● TASK BRIEF: Please transcribe the data that follows without the pictures, keeping every word the same.

● DATA FOR THIS EXERCISE:
···

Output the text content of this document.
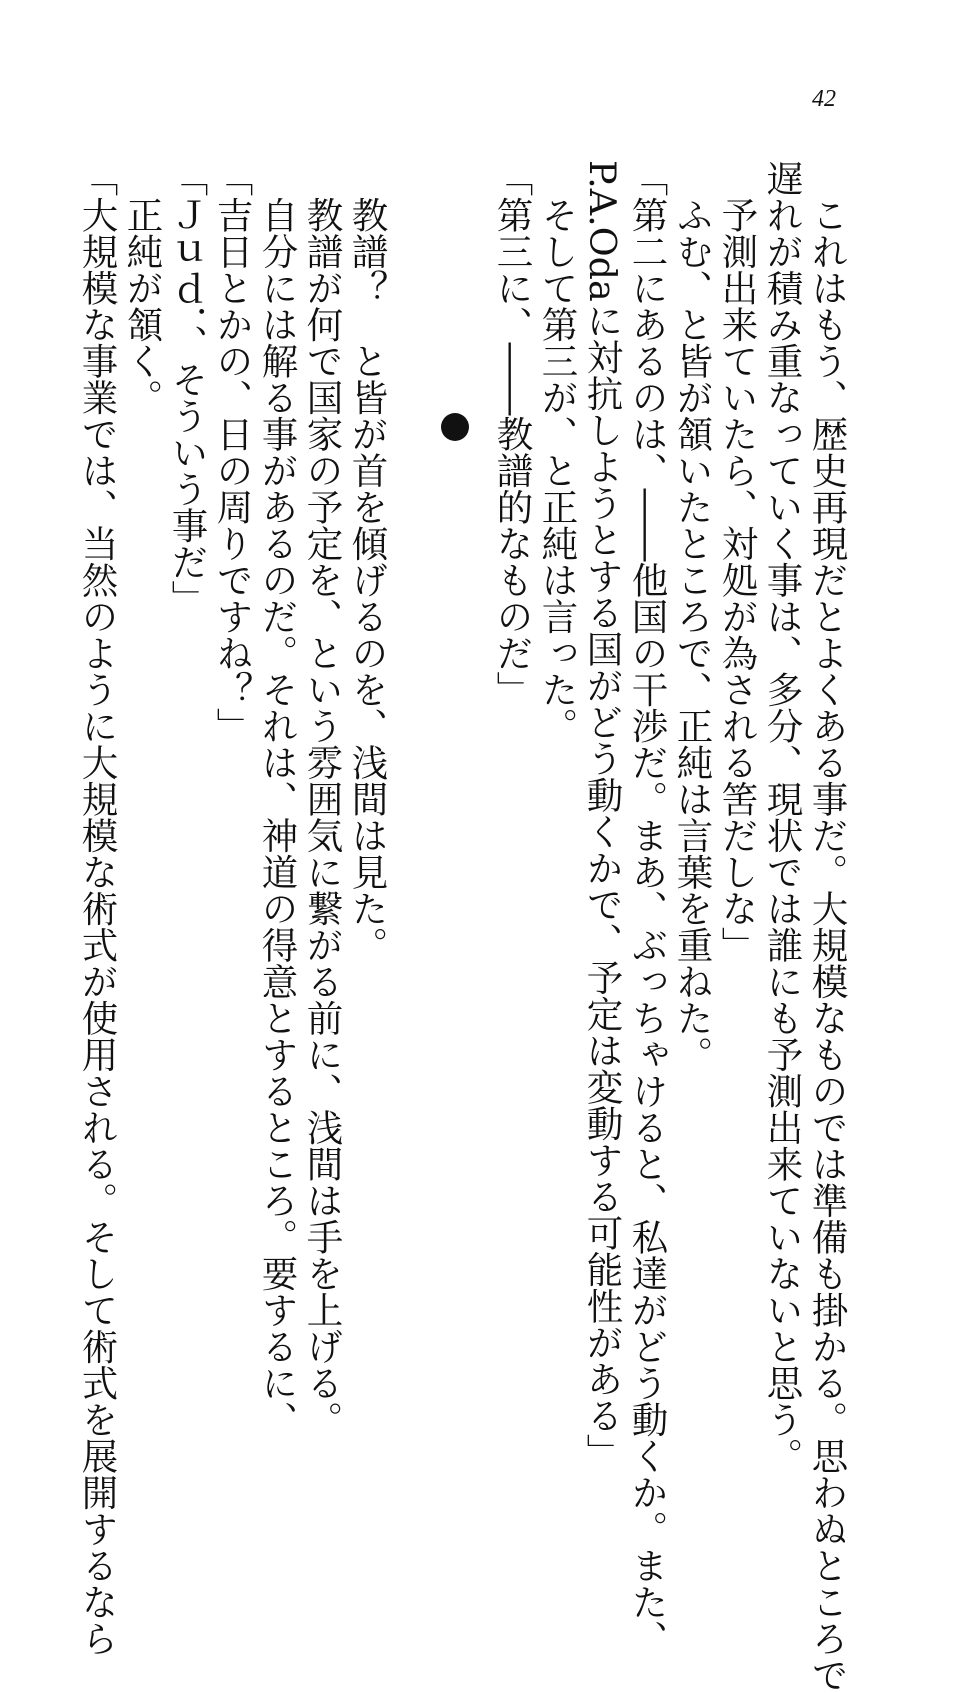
42
　これはもう、歴史再現だとよくある事だ。大規模なものでは準備も掛かる。思わぬところで
遅れが積み重なっていく事は、多分、現状では誰にも予測出来ていないと思う。
　予測出来ていたら、対処が為される筈だしな」
　ふむ、と皆が頷いたところで、正純は言葉を重ねた。
「第二にあるのは、――他国の干渉だ。まあ、ぶっちゃけると、私達がどう動くか。また、
P.A.Odaに対抗しようとする国がどう動くかで、予定は変動する可能性がある」
　そして第三が、と正純は言った。
「第三に、――教譜的なものだ」
　教譜？　と皆が首を傾げるのを、浅間は見た。
　教譜が何で国家の予定を、という雰囲気に繋がる前に、浅間は手を上げる。
　自分には解る事があるのだ。それは、神道の得意とするところ。要するに、
「吉日とかの、日の周りですね？」
「Ｊｕｄ．、そういう事だ」
　正純が頷く。
「大規模な事業では、当然のように大規模な術式が使用される。そして術式を展開するなら
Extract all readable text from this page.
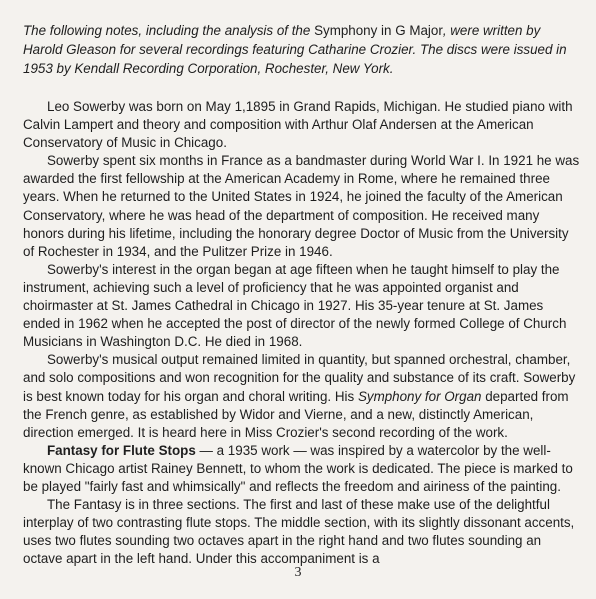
The following notes, including the analysis of the Symphony in G Major, were written by Harold Gleason for several recordings featuring Catharine Crozier. The discs were issued in 1953 by Kendall Recording Corporation, Rochester, New York.

Leo Sowerby was born on May 1,1895 in Grand Rapids, Michigan. He studied piano with Calvin Lampert and theory and composition with Arthur Olaf Andersen at the American Conservatory of Music in Chicago.

Sowerby spent six months in France as a bandmaster during World War I. In 1921 he was awarded the first fellowship at the American Academy in Rome, where he remained three years. When he returned to the United States in 1924, he joined the faculty of the American Conservatory, where he was head of the department of composition. He received many honors during his lifetime, including the honorary degree Doctor of Music from the University of Rochester in 1934, and the Pulitzer Prize in 1946.

Sowerby's interest in the organ began at age fifteen when he taught himself to play the instrument, achieving such a level of proficiency that he was appointed organist and choirmaster at St. James Cathedral in Chicago in 1927. His 35-year tenure at St. James ended in 1962 when he accepted the post of director of the newly formed College of Church Musicians in Washington D.C. He died in 1968.

Sowerby's musical output remained limited in quantity, but spanned orchestral, chamber, and solo compositions and won recognition for the quality and substance of its craft. Sowerby is best known today for his organ and choral writing. His Symphony for Organ departed from the French genre, as established by Widor and Vierne, and a new, distinctly American, direction emerged. It is heard here in Miss Crozier's second recording of the work.

Fantasy for Flute Stops — a 1935 work — was inspired by a watercolor by the well-known Chicago artist Rainey Bennett, to whom the work is dedicated. The piece is marked to be played "fairly fast and whimsically" and reflects the freedom and airiness of the painting.

The Fantasy is in three sections. The first and last of these make use of the delightful interplay of two contrasting flute stops. The middle section, with its slightly dissonant accents, uses two flutes sounding two octaves apart in the right hand and two flutes sounding an octave apart in the left hand. Under this accompaniment is a

3
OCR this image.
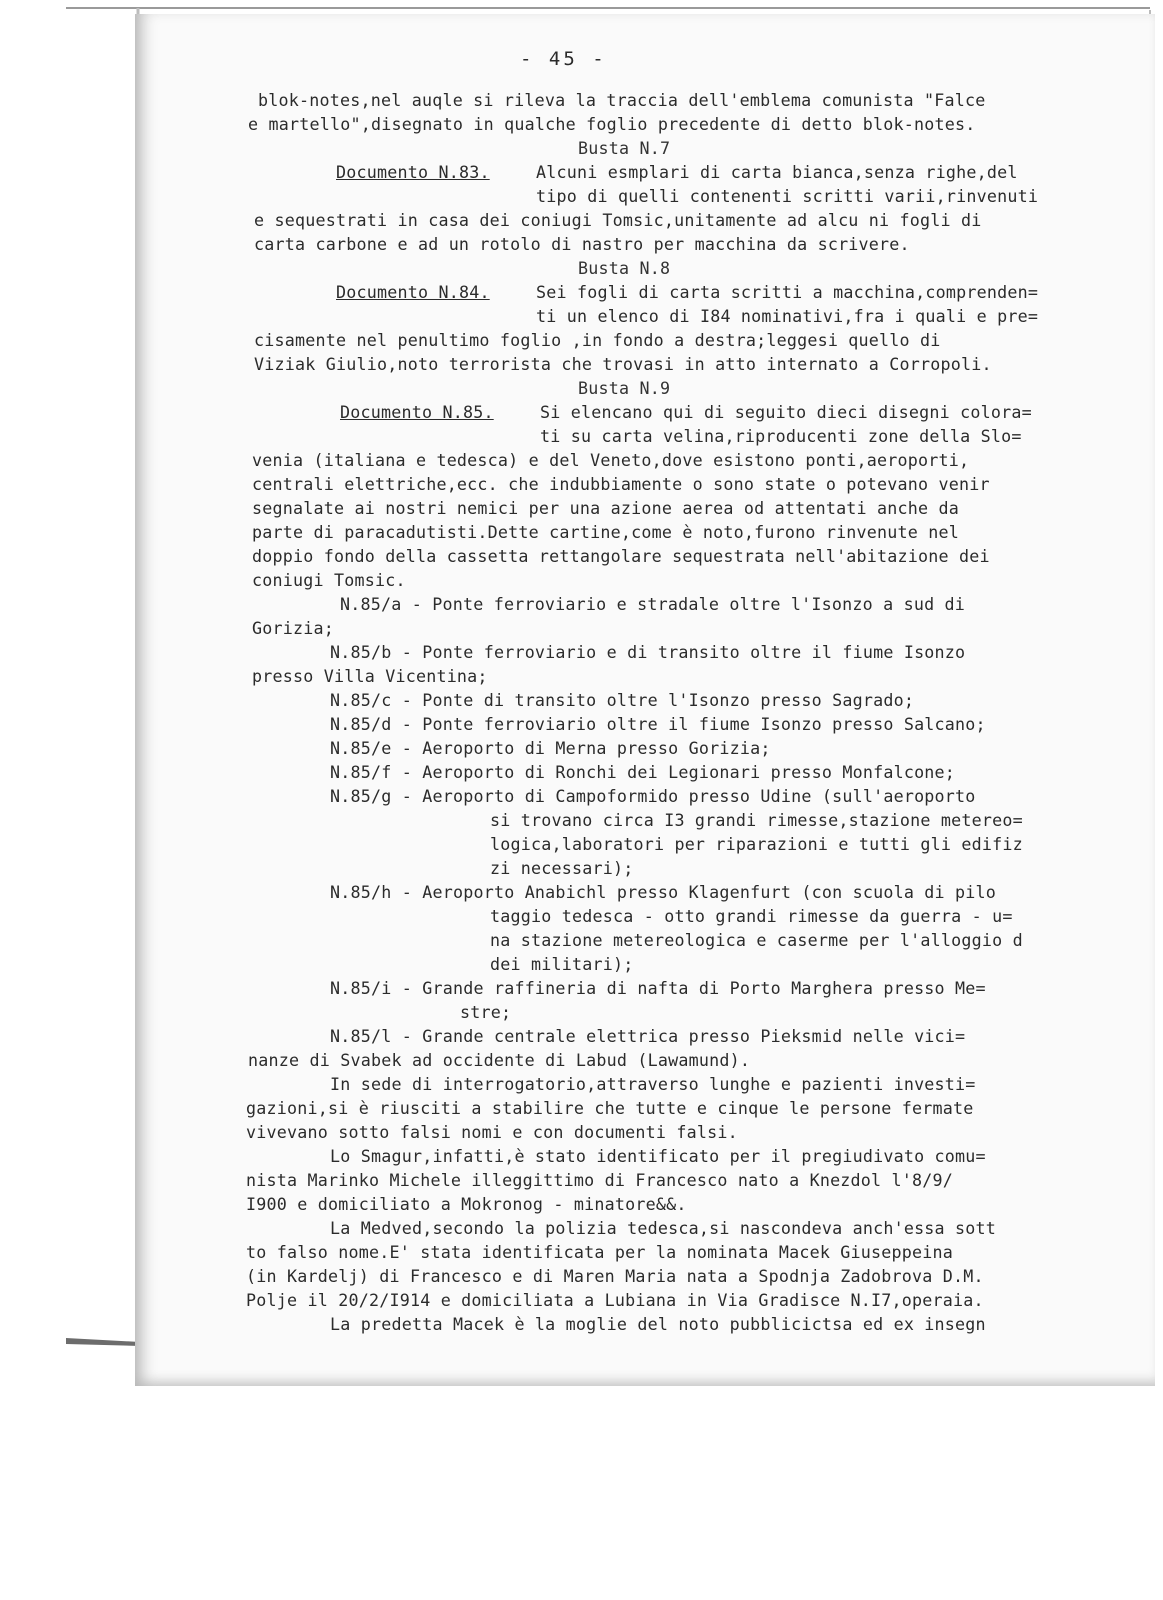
- 45 -
blok-notes,nel auqle si rileva la traccia dell'emblema comunista "Falce
e martello",disegnato in qualche foglio precedente di detto blok-notes.
Busta N.7
Documento N.83.	Alcuni esmplari di carta bianca,senza righe,del
tipo di quelli contenenti scritti varii,rinvenuti
e sequestrati in casa dei coniugi Tomsic,unitamente ad alcu ni fogli di
carta carbone e ad un rotolo di nastro per macchina da scrivere.
Busta N.8
Documento N.84.	Sei fogli di carta scritti a macchina,comprenden=
ti un elenco di I84 nominativi,fra i quali e pre=
cisamente nel penultimo foglio ,in fondo a destra;leggesi quello di
Viziak Giulio,noto terrorista che trovasi in atto internato a Corropoli.
Busta N.9
Documento N.85.	Si elencano qui di seguito dieci disegni colora=
ti su carta velina,riproducenti zone della Slo=
venia (italiana e tedesca) e del Veneto,dove esistono ponti,aeroporti,
centrali elettriche,ecc. che indubbiamente o sono state o potevano venir
segnalate ai nostri nemici per una azione aerea od attentati anche da
parte di paracadutisti.Dette cartine,come è noto,furono rinvenute nel
doppio fondo della cassetta rettangolare sequestrata nell'abitazione dei
coniugi Tomsic.
N.85/a - Ponte ferroviario e stradale oltre l'Isonzo a sud di
Gorizia;
N.85/b - Ponte ferroviario e di transito oltre il fiume Isonzo
presso Villa Vicentina;
N.85/c - Ponte di transito oltre l'Isonzo presso Sagrado;
N.85/d - Ponte ferroviario oltre il fiume Isonzo presso Salcano;
N.85/e - Aeroporto di Merna presso Gorizia;
N.85/f - Aeroporto di Ronchi dei Legionari presso Monfalcone;
N.85/g - Aeroporto di Campoformido presso Udine (sull'aeroporto
si trovano circa I3 grandi rimesse,stazione metereo=
logica,laboratori per riparazioni e tutti gli edifiz
zi necessari);
N.85/h - Aeroporto Anabichl presso Klagenfurt (con scuola di pilo
taggio tedesca - otto grandi rimesse da guerra - u=
na stazione metereologica e caserme per l'alloggio d
dei militari);
N.85/i - Grande raffineria di nafta di Porto Marghera presso Me=
stre;
N.85/l - Grande centrale elettrica presso Pieksmid nelle vici=
nanze di Svabek ad occidente di Labud (Lawamund).
In sede di interrogatorio,attraverso lunghe e pazienti investi=
gazioni,si è riusciti a stabilire che tutte e cinque le persone fermate
vivevano sotto falsi nomi e con documenti falsi.
Lo Smagur,infatti,è stato identificato per il pregiudivato comu=
nista Marinko Michele illeggittimo di Francesco nato a Knezdol l'8/9/
I900 e domiciliato a Mokronog - minatore&&.
La Medved,secondo la polizia tedesca,si nascondeva anch'essa sott
to falso nome.E' stata identificata per la nominata Macek Giuseppeina
(in Kardelj) di Francesco e di Maren Maria nata a Spodnja Zadobrova D.M.
Polje il 20/2/I914 e domiciliata a Lubiana in Via Gradisce N.I7,operaia.
La predetta Macek è la moglie del noto pubblicictsa ed ex insegn
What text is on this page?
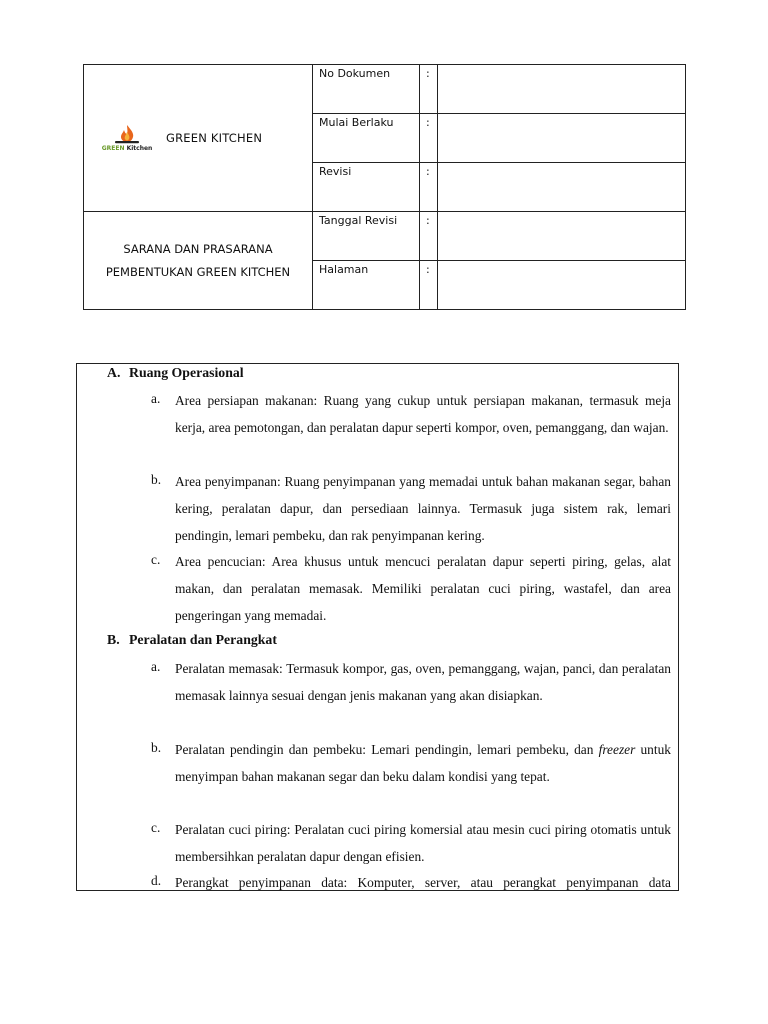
GREEN Kitchen
GREEN KITCHEN	No Dokumen	:	
	Mulai Berlaku	:	
	Revisi	:	

SARANA DAN PRASARANA
PEMBENTUKAN GREEN KITCHEN	Tanggal Revisi	:	
	Halaman	:	
A. Ruang Operasional
a. Area persiapan makanan: Ruang yang cukup untuk persiapan makanan, termasuk meja kerja, area pemotongan, dan peralatan dapur seperti kompor, oven, pemanggang, dan wajan.
b. Area penyimpanan: Ruang penyimpanan yang memadai untuk bahan makanan segar, bahan kering, peralatan dapur, dan persediaan lainnya. Termasuk juga sistem rak, lemari pendingin, lemari pembeku, dan rak penyimpanan kering.
c. Area pencucian: Area khusus untuk mencuci peralatan dapur seperti piring, gelas, alat makan, dan peralatan memasak. Memiliki peralatan cuci piring, wastafel, dan area pengeringan yang memadai.
B. Peralatan dan Perangkat
a. Peralatan memasak: Termasuk kompor, gas, oven, pemanggang, wajan, panci, dan peralatan memasak lainnya sesuai dengan jenis makanan yang akan disiapkan.
b. Peralatan pendingin dan pembeku: Lemari pendingin, lemari pembeku, dan freezer untuk menyimpan bahan makanan segar dan beku dalam kondisi yang tepat.
c. Peralatan cuci piring: Peralatan cuci piring komersial atau mesin cuci piring otomatis untuk membersihkan peralatan dapur dengan efisien.
d. Perangkat penyimpanan data: Komputer, server, atau perangkat penyimpanan data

···

● OUTPUT:
Output the text content of this document.
42
　これはもう、歴史再現だとよくある事だ。大規模なものでは準備も掛かる。思わぬところで
遅れが積み重なっていく事は、多分、現状では誰にも予測出来ていないと思う。
　予測出来ていたら、対処が為される筈だしな」
　ふむ、と皆が頷いたところで、正純は言葉を重ねた。
「第二にあるのは、――他国の干渉だ。まあ、ぶっちゃけると、私達がどう動くか。また、
P.A.Odaに対抗しようとする国がどう動くかで、予定は変動する可能性がある」
　そして第三が、と正純は言った。
「第三に、――教譜的なものだ」
　教譜？　と皆が首を傾げるのを、浅間は見た。
　教譜が何で国家の予定を、という雰囲気に繋がる前に、浅間は手を上げる。
　自分には解る事があるのだ。それは、神道の得意とするところ。要するに、
「吉日とかの、日の周りですね？」
「Ｊｕｄ．、そういう事だ」
　正純が頷く。
「大規模な事業では、当然のように大規模な術式が使用される。そして術式を展開するなら
Extract all readable text from this page.
The following notes, including the analysis of the Symphony in G Major, were written by Harold Gleason for several recordings featuring Catharine Crozier. The discs were issued in 1953 by Kendall Recording Corporation, Rochester, New York.

Leo Sowerby was born on May 1,1895 in Grand Rapids, Michigan. He studied piano with Calvin Lampert and theory and composition with Arthur Olaf Andersen at the American Conservatory of Music in Chicago.

Sowerby spent six months in France as a bandmaster during World War I. In 1921 he was awarded the first fellowship at the American Academy in Rome, where he remained three years. When he returned to the United States in 1924, he joined the faculty of the American Conservatory, where he was head of the department of composition. He received many honors during his lifetime, including the honorary degree Doctor of Music from the University of Rochester in 1934, and the Pulitzer Prize in 1946.

Sowerby's interest in the organ began at age fifteen when he taught himself to play the instrument, achieving such a level of proficiency that he was appointed organist and choirmaster at St. James Cathedral in Chicago in 1927. His 35-year tenure at St. James ended in 1962 when he accepted the post of director of the newly formed College of Church Musicians in Washington D.C. He died in 1968.

Sowerby's musical output remained limited in quantity, but spanned orchestral, chamber, and solo compositions and won recognition for the quality and substance of its craft. Sowerby is best known today for his organ and choral writing. His Symphony for Organ departed from the French genre, as established by Widor and Vierne, and a new, distinctly American, direction emerged. It is heard here in Miss Crozier's second recording of the work.

Fantasy for Flute Stops — a 1935 work — was inspired by a watercolor by the well-known Chicago artist Rainey Bennett, to whom the work is dedicated. The piece is marked to be played "fairly fast and whimsically" and reflects the freedom and airiness of the painting.

The Fantasy is in three sections. The first and last of these make use of the delightful interplay of two contrasting flute stops. The middle section, with its slightly dissonant accents, uses two flutes sounding two octaves apart in the right hand and two flutes sounding an octave apart in the left hand. Under this accompaniment is a

3
OCR this image.
- 45 -
blok-notes,nel auqle si rileva la traccia dell'emblema comunista "Falce
e martello",disegnato in qualche foglio precedente di detto blok-notes.
Busta N.7
Documento N.83.	Alcuni esmplari di carta bianca,senza righe,del
tipo di quelli contenenti scritti varii,rinvenuti
e sequestrati in casa dei coniugi Tomsic,unitamente ad alcu ni fogli di
carta carbone e ad un rotolo di nastro per macchina da scrivere.
Busta N.8
Documento N.84.	Sei fogli di carta scritti a macchina,comprenden=
ti un elenco di I84 nominativi,fra i quali e pre=
cisamente nel penultimo foglio ,in fondo a destra;leggesi quello di
Viziak Giulio,noto terrorista che trovasi in atto internato a Corropoli.
Busta N.9
Documento N.85.	Si elencano qui di seguito dieci disegni colora=
ti su carta velina,riproducenti zone della Slo=
venia (italiana e tedesca) e del Veneto,dove esistono ponti,aeroporti,
centrali elettriche,ecc. che indubbiamente o sono state o potevano venir
segnalate ai nostri nemici per una azione aerea od attentati anche da
parte di paracadutisti.Dette cartine,come è noto,furono rinvenute nel
doppio fondo della cassetta rettangolare sequestrata nell'abitazione dei
coniugi Tomsic.
N.85/a - Ponte ferroviario e stradale oltre l'Isonzo a sud di
Gorizia;
N.85/b - Ponte ferroviario e di transito oltre il fiume Isonzo
presso Villa Vicentina;
N.85/c - Ponte di transito oltre l'Isonzo presso Sagrado;
N.85/d - Ponte ferroviario oltre il fiume Isonzo presso Salcano;
N.85/e - Aeroporto di Merna presso Gorizia;
N.85/f - Aeroporto di Ronchi dei Legionari presso Monfalcone;
N.85/g - Aeroporto di Campoformido presso Udine (sull'aeroporto
si trovano circa I3 grandi rimesse,stazione metereo=
logica,laboratori per riparazioni e tutti gli edifiz
zi necessari);
N.85/h - Aeroporto Anabichl presso Klagenfurt (con scuola di pilo
taggio tedesca - otto grandi rimesse da guerra - u=
na stazione metereologica e caserme per l'alloggio d
dei militari);
N.85/i - Grande raffineria di nafta di Porto Marghera presso Me=
stre;
N.85/l - Grande centrale elettrica presso Pieksmid nelle vici=
nanze di Svabek ad occidente di Labud (Lawamund).
In sede di interrogatorio,attraverso lunghe e pazienti investi=
gazioni,si è riusciti a stabilire che tutte e cinque le persone fermate
vivevano sotto falsi nomi e con documenti falsi.
Lo Smagur,infatti,è stato identificato per il pregiudivato comu=
nista Marinko Michele illeggittimo di Francesco nato a Knezdol l'8/9/
I900 e domiciliato a Mokronog - minatore&&.
La Medved,secondo la polizia tedesca,si nascondeva anch'essa sott
to falso nome.E' stata identificata per la nominata Macek Giuseppeina
(in Kardelj) di Francesco e di Maren Maria nata a Spodnja Zadobrova D.M.
Polje il 20/2/I914 e domiciliata a Lubiana in Via Gradisce N.I7,operaia.
La predetta Macek è la moglie del noto pubblicictsa ed ex insegn
What text is on this page?
GREEN Kitchen
GREEN KITCHEN	No Dokumen	:	
	Mulai Berlaku	:	
	Revisi	:	

SARANA DAN PRASARANA
PEMBENTUKAN GREEN KITCHEN	Tanggal Revisi	:	
	Halaman	:	
A. Ruang Operasional
a. Area persiapan makanan: Ruang yang cukup untuk persiapan makanan, termasuk meja kerja, area pemotongan, dan peralatan dapur seperti kompor, oven, pemanggang, dan wajan.
b. Area penyimpanan: Ruang penyimpanan yang memadai untuk bahan makanan segar, bahan kering, peralatan dapur, dan persediaan lainnya. Termasuk juga sistem rak, lemari pendingin, lemari pembeku, dan rak penyimpanan kering.
c. Area pencucian: Area khusus untuk mencuci peralatan dapur seperti piring, gelas, alat makan, dan peralatan memasak. Memiliki peralatan cuci piring, wastafel, dan area pengeringan yang memadai.
B. Peralatan dan Perangkat
a. Peralatan memasak: Termasuk kompor, gas, oven, pemanggang, wajan, panci, dan peralatan memasak lainnya sesuai dengan jenis makanan yang akan disiapkan.
b. Peralatan pendingin dan pembeku: Lemari pendingin, lemari pembeku, dan freezer untuk menyimpan bahan makanan segar dan beku dalam kondisi yang tepat.
c. Peralatan cuci piring: Peralatan cuci piring komersial atau mesin cuci piring otomatis untuk membersihkan peralatan dapur dengan efisien.
d. Perangkat penyimpanan data: Komputer, server, atau perangkat penyimpanan data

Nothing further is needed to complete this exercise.